> [Exercise requirements] Scan the entries below for the word "nDriest". Copy each line that has it.

>>>>>

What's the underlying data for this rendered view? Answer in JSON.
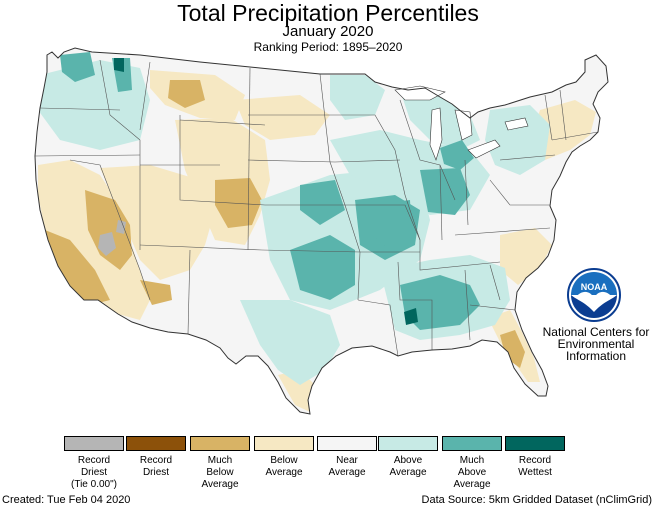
{
  "header": {
    "title": "Total Precipitation Percentiles",
    "subtitle": "January 2020",
    "ranking_period": "Ranking Period: 1895–2020"
  },
  "colors": {
    "record_driest": "#b5b5b5",
    "record_dry": "#8c510a",
    "much_below": "#d8b365",
    "below": "#f6e8c3",
    "near": "#f5f5f5",
    "above": "#c7eae5",
    "much_above": "#5ab4ac",
    "record_wettest": "#01665e",
    "boundary": "#555555",
    "outline": "#333333",
    "noaa_blue": "#1a6fbf",
    "noaa_dark": "#0b3d91"
  },
  "legend": {
    "items": [
      {
        "key": "record_driest",
        "label": "Record\nDriest\n(Tie 0.00\")"
      },
      {
        "key": "record_dry",
        "label": "Record\nDriest"
      },
      {
        "key": "much_below",
        "label": "Much\nBelow\nAverage"
      },
      {
        "key": "below",
        "label": "Below\nAverage"
      },
      {
        "key": "near",
        "label": "Near\nAverage"
      },
      {
        "key": "above",
        "label": "Above\nAverage"
      },
      {
        "key": "much_above",
        "label": "Much\nAbove\nAverage"
      },
      {
        "key": "record_wettest",
        "label": "Record\nWettest"
      }
    ]
  },
  "noaa": {
    "logo_text": "NOAA",
    "name_line1": "National Centers for",
    "name_line2": "Environmental",
    "name_line3": "Information"
  },
  "footer": {
    "created": "Created: Tue Feb 04 2020",
    "source": "Data Source: 5km Gridded Dataset (nClimGrid)"
  }
}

<<<<<

> [Solution to this task]
        "label": "Record\nDriest\n(Tie 0.00\")"
        "label": "Record\nDriest"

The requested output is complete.